[start Available records]

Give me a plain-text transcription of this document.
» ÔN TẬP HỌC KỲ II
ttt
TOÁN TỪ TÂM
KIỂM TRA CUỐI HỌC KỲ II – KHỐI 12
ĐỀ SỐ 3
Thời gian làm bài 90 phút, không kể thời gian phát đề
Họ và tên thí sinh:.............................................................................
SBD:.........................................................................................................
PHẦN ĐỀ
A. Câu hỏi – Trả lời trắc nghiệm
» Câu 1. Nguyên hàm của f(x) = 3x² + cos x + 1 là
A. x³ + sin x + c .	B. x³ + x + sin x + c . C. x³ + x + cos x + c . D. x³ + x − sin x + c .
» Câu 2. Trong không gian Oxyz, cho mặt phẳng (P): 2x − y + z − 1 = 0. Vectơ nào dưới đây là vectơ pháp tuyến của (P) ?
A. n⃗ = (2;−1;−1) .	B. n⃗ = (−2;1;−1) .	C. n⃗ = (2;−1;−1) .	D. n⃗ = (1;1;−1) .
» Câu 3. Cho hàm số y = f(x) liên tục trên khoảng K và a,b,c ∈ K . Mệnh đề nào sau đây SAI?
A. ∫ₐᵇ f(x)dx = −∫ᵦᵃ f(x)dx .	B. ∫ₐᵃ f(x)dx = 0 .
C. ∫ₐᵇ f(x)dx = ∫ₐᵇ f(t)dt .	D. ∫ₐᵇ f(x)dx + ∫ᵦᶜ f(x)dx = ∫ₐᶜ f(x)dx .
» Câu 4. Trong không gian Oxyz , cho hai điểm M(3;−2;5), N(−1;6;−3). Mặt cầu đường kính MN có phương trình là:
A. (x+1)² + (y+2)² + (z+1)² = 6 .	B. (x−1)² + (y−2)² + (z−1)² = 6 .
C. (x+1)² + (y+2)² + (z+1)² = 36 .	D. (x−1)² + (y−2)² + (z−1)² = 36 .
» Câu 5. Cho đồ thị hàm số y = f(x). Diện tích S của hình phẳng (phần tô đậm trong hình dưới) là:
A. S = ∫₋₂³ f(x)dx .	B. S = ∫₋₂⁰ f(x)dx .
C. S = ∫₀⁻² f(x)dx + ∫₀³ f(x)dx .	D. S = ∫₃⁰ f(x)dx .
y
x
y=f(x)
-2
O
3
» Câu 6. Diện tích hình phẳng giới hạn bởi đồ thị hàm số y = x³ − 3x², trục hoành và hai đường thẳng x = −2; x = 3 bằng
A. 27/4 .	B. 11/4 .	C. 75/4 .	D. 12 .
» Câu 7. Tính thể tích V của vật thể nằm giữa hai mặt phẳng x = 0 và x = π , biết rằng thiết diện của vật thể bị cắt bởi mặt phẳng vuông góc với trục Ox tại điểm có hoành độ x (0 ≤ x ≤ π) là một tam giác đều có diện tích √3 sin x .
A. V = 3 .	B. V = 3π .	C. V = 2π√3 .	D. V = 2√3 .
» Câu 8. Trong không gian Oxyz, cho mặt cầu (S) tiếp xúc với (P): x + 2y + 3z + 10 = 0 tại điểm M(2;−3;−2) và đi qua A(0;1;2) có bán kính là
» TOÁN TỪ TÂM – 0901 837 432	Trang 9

[end Available records]

Print the records once more, exactly as they were given.

Give me a plain-text transcription of this document.
» ÔN TẬP HỌC KỲ II
ttt
TOÁN TỪ TÂM
KIỂM TRA CUỐI HỌC KỲ II – KHỐI 12
ĐỀ SỐ 3
Thời gian làm bài 90 phút, không kể thời gian phát đề
Họ và tên thí sinh:.............................................................................
SBD:.........................................................................................................
PHẦN ĐỀ
A. Câu hỏi – Trả lời trắc nghiệm
» Câu 1. Nguyên hàm của f(x) = 3x² + cos x + 1 là
A. x³ + sin x + c .	B. x³ + x + sin x + c . C. x³ + x + cos x + c . D. x³ + x − sin x + c .
» Câu 2. Trong không gian Oxyz, cho mặt phẳng (P): 2x − y + z − 1 = 0. Vectơ nào dưới đây là vectơ pháp tuyến của (P) ?
A. n⃗ = (2;−1;−1) .	B. n⃗ = (−2;1;−1) .	C. n⃗ = (2;−1;−1) .	D. n⃗ = (1;1;−1) .
» Câu 3. Cho hàm số y = f(x) liên tục trên khoảng K và a,b,c ∈ K . Mệnh đề nào sau đây SAI?
A. ∫ₐᵇ f(x)dx = −∫ᵦᵃ f(x)dx .	B. ∫ₐᵃ f(x)dx = 0 .
C. ∫ₐᵇ f(x)dx = ∫ₐᵇ f(t)dt .	D. ∫ₐᵇ f(x)dx + ∫ᵦᶜ f(x)dx = ∫ₐᶜ f(x)dx .
» Câu 4. Trong không gian Oxyz , cho hai điểm M(3;−2;5), N(−1;6;−3). Mặt cầu đường kính MN có phương trình là:
A. (x+1)² + (y+2)² + (z+1)² = 6 .	B. (x−1)² + (y−2)² + (z−1)² = 6 .
C. (x+1)² + (y+2)² + (z+1)² = 36 .	D. (x−1)² + (y−2)² + (z−1)² = 36 .
» Câu 5. Cho đồ thị hàm số y = f(x). Diện tích S của hình phẳng (phần tô đậm trong hình dưới) là:
A. S = ∫₋₂³ f(x)dx .	B. S = ∫₋₂⁰ f(x)dx .
C. S = ∫₀⁻² f(x)dx + ∫₀³ f(x)dx .	D. S = ∫₃⁰ f(x)dx .
y
x
y=f(x)
-2
O
3
» Câu 6. Diện tích hình phẳng giới hạn bởi đồ thị hàm số y = x³ − 3x², trục hoành và hai đường thẳng x = −2; x = 3 bằng
A. 27/4 .	B. 11/4 .	C. 75/4 .	D. 12 .
» Câu 7. Tính thể tích V của vật thể nằm giữa hai mặt phẳng x = 0 và x = π , biết rằng thiết diện của vật thể bị cắt bởi mặt phẳng vuông góc với trục Ox tại điểm có hoành độ x (0 ≤ x ≤ π) là một tam giác đều có diện tích √3 sin x .
A. V = 3 .	B. V = 3π .	C. V = 2π√3 .	D. V = 2√3 .
» Câu 8. Trong không gian Oxyz, cho mặt cầu (S) tiếp xúc với (P): x + 2y + 3z + 10 = 0 tại điểm M(2;−3;−2) và đi qua A(0;1;2) có bán kính là
» TOÁN TỪ TÂM – 0901 837 432	Trang 9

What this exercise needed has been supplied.